[EXERCISE GOAL]
Return all entries word for word, but drop any images.

[LISTING]
%%
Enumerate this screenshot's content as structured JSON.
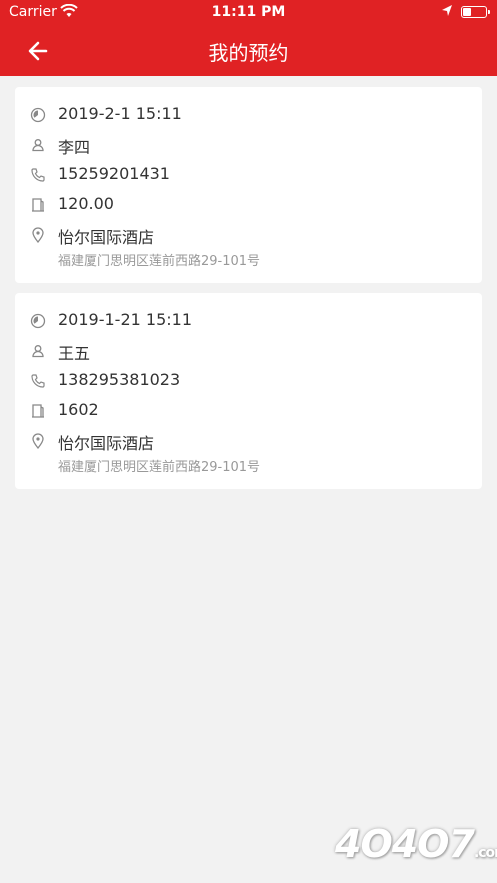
{
  "status_bar": {
    "carrier": "Carrier",
    "time": "11:11 PM"
  },
  "header": {
    "title": "我的预约",
    "accent": "#e02224"
  },
  "appointments": [
    {
      "datetime": "2019-2-1 15:11",
      "name": "李四",
      "phone": "15259201431",
      "room": "120.00",
      "hotel": "怡尔国际酒店",
      "address": "福建厦门思明区莲前西路29-101号"
    },
    {
      "datetime": "2019-1-21 15:11",
      "name": "王五",
      "phone": "138295381023",
      "room": "1602",
      "hotel": "怡尔国际酒店",
      "address": "福建厦门思明区莲前西路29-101号"
    }
  ],
  "icons": {
    "time": "clock-icon",
    "person": "person-icon",
    "phone": "phone-icon",
    "room": "door-icon",
    "location": "location-pin-icon"
  },
  "watermark": {
    "main": "4O4O7",
    "suffix": ".com"
  }
}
%%
[SOLUTION TO THE EXERCISE]
Enumerate this screenshot's content as structured JSON.
{
  "status_bar": {
    "carrier": "Carrier",
    "time": "11:11 PM"
  },
  "header": {
    "title": "我的预约",
    "accent": "#e02224"
  },
  "appointments": [
    {
      "datetime": "2019-2-1 15:11",
      "name": "李四",
      "phone": "15259201431",
      "room": "120.00",
      "hotel": "怡尔国际酒店",
      "address": "福建厦门思明区莲前西路29-101号"
    },
    {
      "datetime": "2019-1-21 15:11",
      "name": "王五",
      "phone": "138295381023",
      "room": "1602",
      "hotel": "怡尔国际酒店",
      "address": "福建厦门思明区莲前西路29-101号"
    }
  ],
  "icons": {
    "time": "clock-icon",
    "person": "person-icon",
    "phone": "phone-icon",
    "room": "door-icon",
    "location": "location-pin-icon"
  },
  "watermark": {
    "main": "4O4O7",
    "suffix": ".com"
  }
}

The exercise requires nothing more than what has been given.